-- GOAL --
For the copy, please give all of the data again exactly and leave the pictures out.

★ ★ ★ ★

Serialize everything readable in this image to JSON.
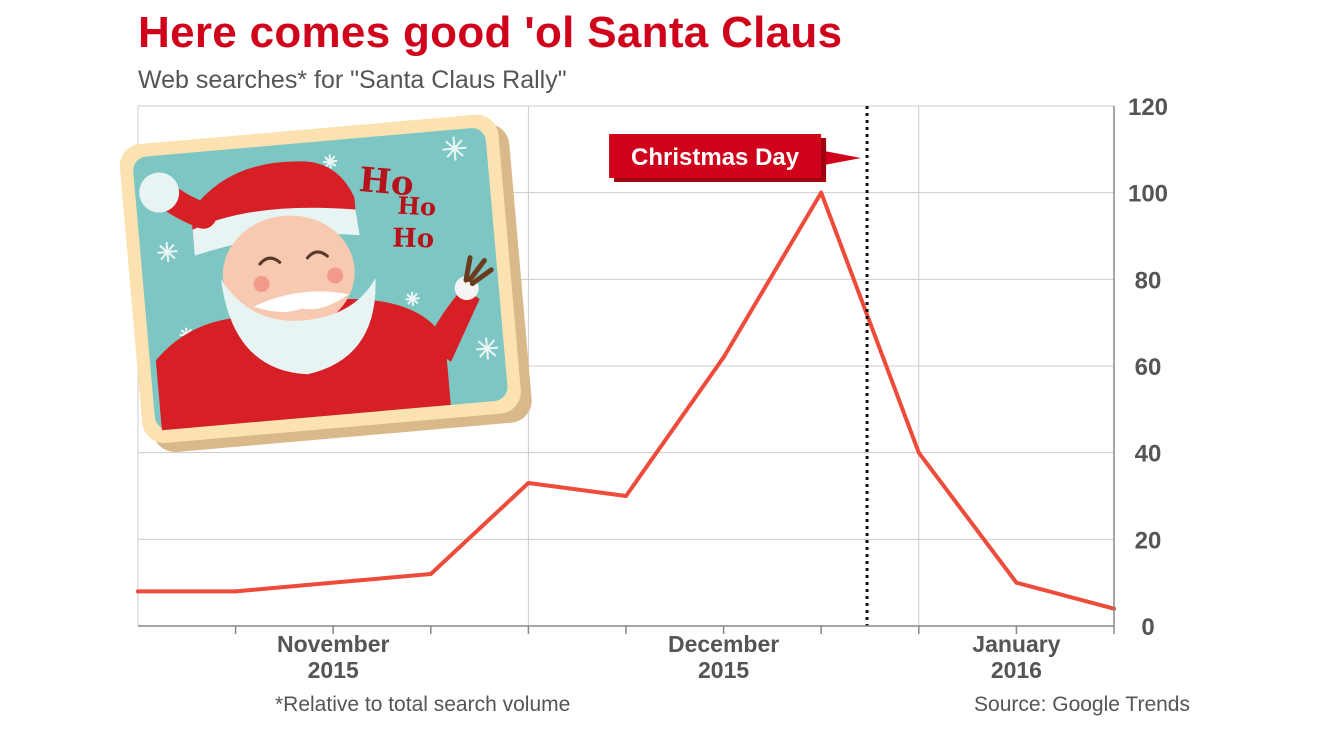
{
  "title": "Here comes good 'ol Santa Claus",
  "subtitle": "Web searches* for \"Santa Claus Rally\"",
  "footnote": "*Relative to total search volume",
  "source": "Source: Google Trends",
  "illustration": {
    "icon": "santa-claus-illustration",
    "text": [
      "Ho",
      "Ho",
      "Ho"
    ]
  },
  "colors": {
    "accent": "#d0021b",
    "line": "#ee4b3b",
    "grid": "#cccccc",
    "axis": "#555555"
  },
  "chart_data": {
    "type": "line",
    "x": [
      0,
      1,
      2,
      3,
      4,
      5,
      6,
      7,
      8,
      9,
      10
    ],
    "series": [
      {
        "values": [
          8,
          8,
          10,
          12,
          33,
          30,
          62,
          100,
          40,
          10,
          4
        ]
      }
    ],
    "ylim": [
      0,
      120
    ],
    "yticks": [
      0,
      20,
      40,
      60,
      80,
      100,
      120
    ],
    "xlim": [
      0,
      10
    ],
    "x_tick_marks": [
      1,
      2,
      3,
      4,
      5,
      6,
      7,
      8,
      9,
      10
    ],
    "x_labels": [
      {
        "at": 2,
        "lines": [
          "November",
          "2015"
        ]
      },
      {
        "at": 6,
        "lines": [
          "December",
          "2015"
        ]
      },
      {
        "at": 9,
        "lines": [
          "January",
          "2016"
        ]
      }
    ],
    "vertical_gridlines_at": [
      0,
      4,
      8,
      10
    ],
    "annotation": {
      "label": "Christmas Day",
      "x": 7.47,
      "style": "dotted-vertical-line"
    },
    "y_axis_side": "right",
    "grid": true
  }
}
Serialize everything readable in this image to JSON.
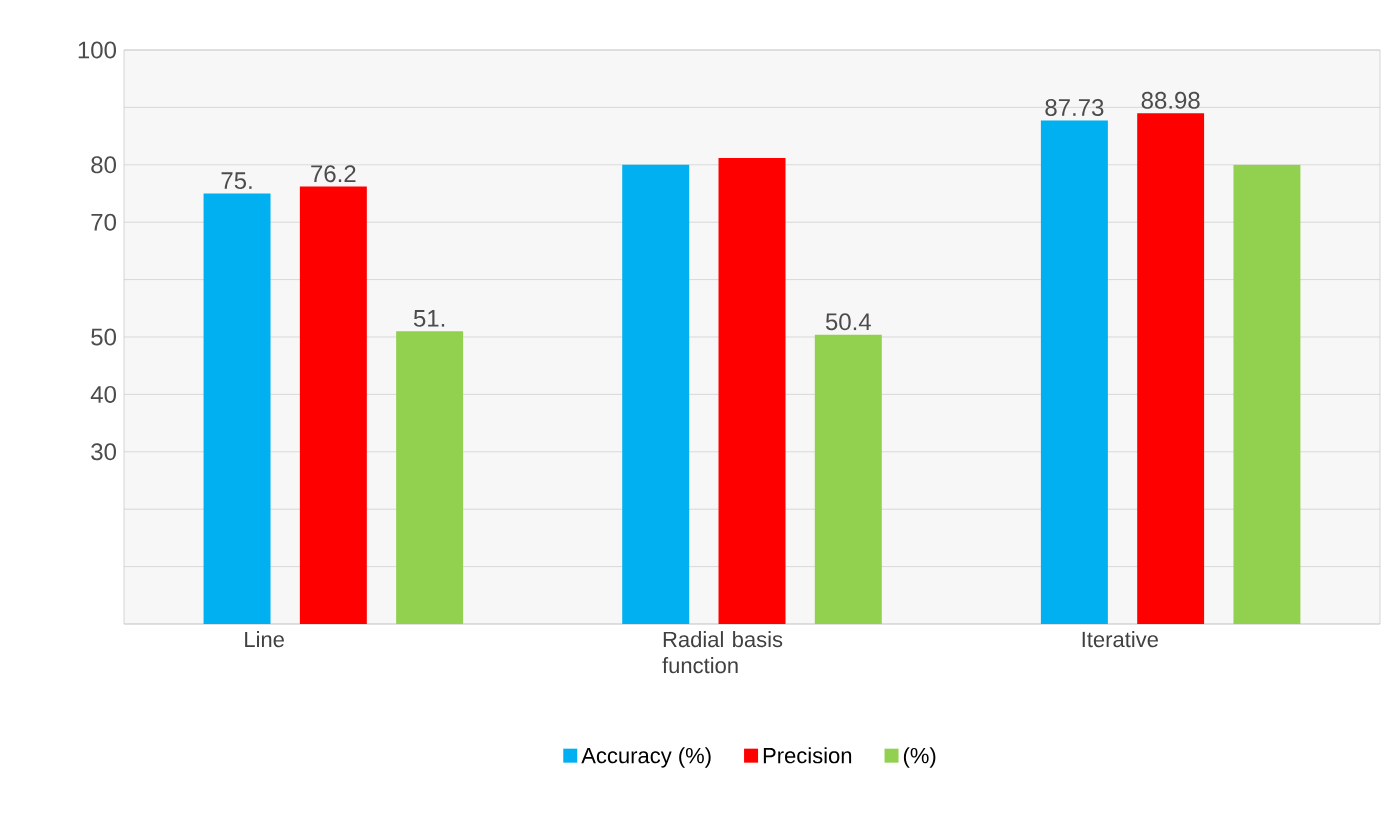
{
  "chart_data": {
    "type": "bar",
    "categories": [
      "Line",
      "Radial basis function",
      "Iterative"
    ],
    "series": [
      {
        "name": "Accuracy (%)",
        "color": "#00b0f0",
        "values": [
          75,
          80,
          87.73
        ],
        "value_labels": [
          "75.",
          null,
          "87.73"
        ]
      },
      {
        "name": "Precision",
        "color": "#ff0000",
        "values": [
          76.2,
          81.2,
          88.98
        ],
        "value_labels": [
          "76.2",
          null,
          "88.98"
        ]
      },
      {
        "name": "(%)",
        "color": "#92d050",
        "values": [
          51,
          50.4,
          80
        ],
        "value_labels": [
          "51.",
          "50.4",
          null
        ]
      }
    ],
    "ylim": [
      0,
      100
    ],
    "yticks": [
      {
        "value": 0,
        "label": null
      },
      {
        "value": 10,
        "label": null
      },
      {
        "value": 20,
        "label": null
      },
      {
        "value": 30,
        "label": "30"
      },
      {
        "value": 40,
        "label": "40"
      },
      {
        "value": 50,
        "label": "50"
      },
      {
        "value": 60,
        "label": null
      },
      {
        "value": 70,
        "label": "70"
      },
      80,
      {
        "value": 90,
        "label": null
      },
      {
        "value": 100,
        "label": "100"
      }
    ],
    "grid": "y",
    "legend": "bottom"
  }
}
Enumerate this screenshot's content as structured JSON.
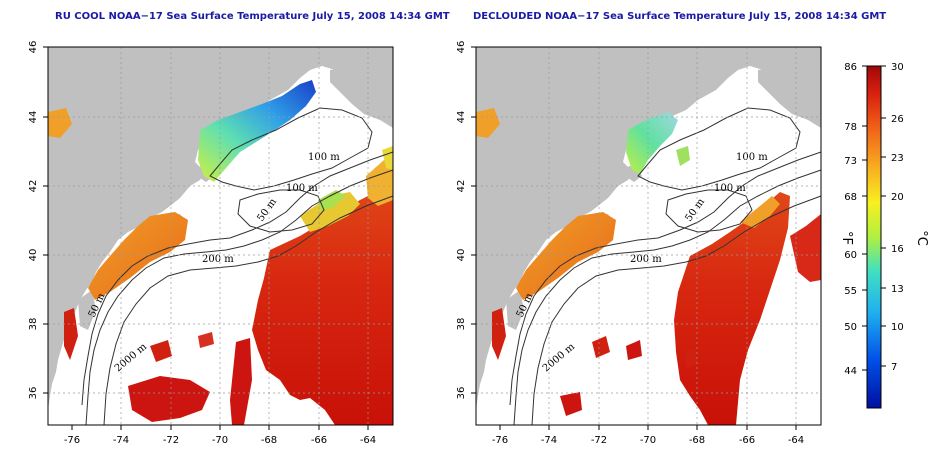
{
  "panels": [
    {
      "id": "left",
      "title": "RU COOL NOAA−17 Sea Surface Temperature July 15, 2008 14:34 GMT",
      "contour_labels": [
        "100 m",
        "100 m",
        "50 m",
        "200 m",
        "50 m",
        "2000 m"
      ]
    },
    {
      "id": "right",
      "title": "DECLOUDED NOAA−17 Sea Surface Temperature July 15, 2008 14:34 GMT",
      "contour_labels": [
        "100 m",
        "100 m",
        "50 m",
        "200 m",
        "50 m",
        "2000 m"
      ]
    }
  ],
  "map_axes": {
    "lon_ticks": [
      "-76",
      "-74",
      "-72",
      "-70",
      "-68",
      "-66",
      "-64"
    ],
    "lat_ticks": [
      "46",
      "44",
      "42",
      "40",
      "38",
      "36"
    ],
    "lon_range": [
      -77,
      -63
    ],
    "lat_range": [
      35,
      46
    ]
  },
  "colorbar": {
    "fahrenheit_ticks": [
      "86",
      "78",
      "73",
      "68",
      "60",
      "55",
      "50",
      "44"
    ],
    "celsius_ticks": [
      "30",
      "26",
      "23",
      "20",
      "16",
      "13",
      "10",
      "7"
    ],
    "fahrenheit_unit": "°F",
    "celsius_unit": "°C",
    "range_c": [
      4,
      30
    ]
  },
  "colors": {
    "land": "#c0c0c0",
    "ocean_no_data": "#ffffff",
    "title_blue": "#1a1aa6",
    "warm_red": "#cc1010",
    "warm_orange": "#e8701c",
    "mid_yellow": "#f2e020",
    "cool_cyan": "#30d0d8",
    "cold_blue": "#1030c8"
  }
}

★ ★ ★ ★

-- FINAL RESULT --
Serialize everything readable in this image to JSON.
{
  "title": "Here comes good 'ol Santa Claus",
  "subtitle": "Web searches* for \"Santa Claus Rally\"",
  "footnote": "*Relative to total search volume",
  "source": "Source: Google Trends",
  "illustration": {
    "icon": "santa-claus-illustration",
    "text": [
      "Ho",
      "Ho",
      "Ho"
    ]
  },
  "colors": {
    "accent": "#d0021b",
    "line": "#ee4b3b",
    "grid": "#cccccc",
    "axis": "#555555"
  },
  "chart_data": {
    "type": "line",
    "x": [
      0,
      1,
      2,
      3,
      4,
      5,
      6,
      7,
      8,
      9,
      10
    ],
    "series": [
      {
        "values": [
          8,
          8,
          10,
          12,
          33,
          30,
          62,
          100,
          40,
          10,
          4
        ]
      }
    ],
    "ylim": [
      0,
      120
    ],
    "yticks": [
      0,
      20,
      40,
      60,
      80,
      100,
      120
    ],
    "xlim": [
      0,
      10
    ],
    "x_tick_marks": [
      1,
      2,
      3,
      4,
      5,
      6,
      7,
      8,
      9,
      10
    ],
    "x_labels": [
      {
        "at": 2,
        "lines": [
          "November",
          "2015"
        ]
      },
      {
        "at": 6,
        "lines": [
          "December",
          "2015"
        ]
      },
      {
        "at": 9,
        "lines": [
          "January",
          "2016"
        ]
      }
    ],
    "vertical_gridlines_at": [
      0,
      4,
      8,
      10
    ],
    "annotation": {
      "label": "Christmas Day",
      "x": 7.47,
      "style": "dotted-vertical-line"
    },
    "y_axis_side": "right",
    "grid": true
  }
}
Serialize everything readable in this image to JSON.
{
  "chart_data": {
    "type": "bar",
    "categories": [
      "Line",
      "Radial basis function",
      "Iterative"
    ],
    "series": [
      {
        "name": "Accuracy (%)",
        "color": "#00b0f0",
        "values": [
          75,
          80,
          87.73
        ],
        "value_labels": [
          "75.",
          null,
          "87.73"
        ]
      },
      {
        "name": "Precision",
        "color": "#ff0000",
        "values": [
          76.2,
          81.2,
          88.98
        ],
        "value_labels": [
          "76.2",
          null,
          "88.98"
        ]
      },
      {
        "name": "(%)",
        "color": "#92d050",
        "values": [
          51,
          50.4,
          80
        ],
        "value_labels": [
          "51.",
          "50.4",
          null
        ]
      }
    ],
    "ylim": [
      0,
      100
    ],
    "yticks": [
      {
        "value": 0,
        "label": null
      },
      {
        "value": 10,
        "label": null
      },
      {
        "value": 20,
        "label": null
      },
      {
        "value": 30,
        "label": "30"
      },
      {
        "value": 40,
        "label": "40"
      },
      {
        "value": 50,
        "label": "50"
      },
      {
        "value": 60,
        "label": null
      },
      {
        "value": 70,
        "label": "70"
      },
      80,
      {
        "value": 90,
        "label": null
      },
      {
        "value": 100,
        "label": "100"
      }
    ],
    "grid": "y",
    "legend": "bottom"
  }
}
Enumerate this screenshot's content as structured JSON.
{
  "panels": [
    {
      "id": "left",
      "title": "RU COOL NOAA−17 Sea Surface Temperature July 15, 2008 14:34 GMT",
      "contour_labels": [
        "100 m",
        "100 m",
        "50 m",
        "200 m",
        "50 m",
        "2000 m"
      ]
    },
    {
      "id": "right",
      "title": "DECLOUDED NOAA−17 Sea Surface Temperature July 15, 2008 14:34 GMT",
      "contour_labels": [
        "100 m",
        "100 m",
        "50 m",
        "200 m",
        "50 m",
        "2000 m"
      ]
    }
  ],
  "map_axes": {
    "lon_ticks": [
      "-76",
      "-74",
      "-72",
      "-70",
      "-68",
      "-66",
      "-64"
    ],
    "lat_ticks": [
      "46",
      "44",
      "42",
      "40",
      "38",
      "36"
    ],
    "lon_range": [
      -77,
      -63
    ],
    "lat_range": [
      35,
      46
    ]
  },
  "colorbar": {
    "fahrenheit_ticks": [
      "86",
      "78",
      "73",
      "68",
      "60",
      "55",
      "50",
      "44"
    ],
    "celsius_ticks": [
      "30",
      "26",
      "23",
      "20",
      "16",
      "13",
      "10",
      "7"
    ],
    "fahrenheit_unit": "°F",
    "celsius_unit": "°C",
    "range_c": [
      4,
      30
    ]
  },
  "colors": {
    "land": "#c0c0c0",
    "ocean_no_data": "#ffffff",
    "title_blue": "#1a1aa6",
    "warm_red": "#cc1010",
    "warm_orange": "#e8701c",
    "mid_yellow": "#f2e020",
    "cool_cyan": "#30d0d8",
    "cold_blue": "#1030c8"
  }
}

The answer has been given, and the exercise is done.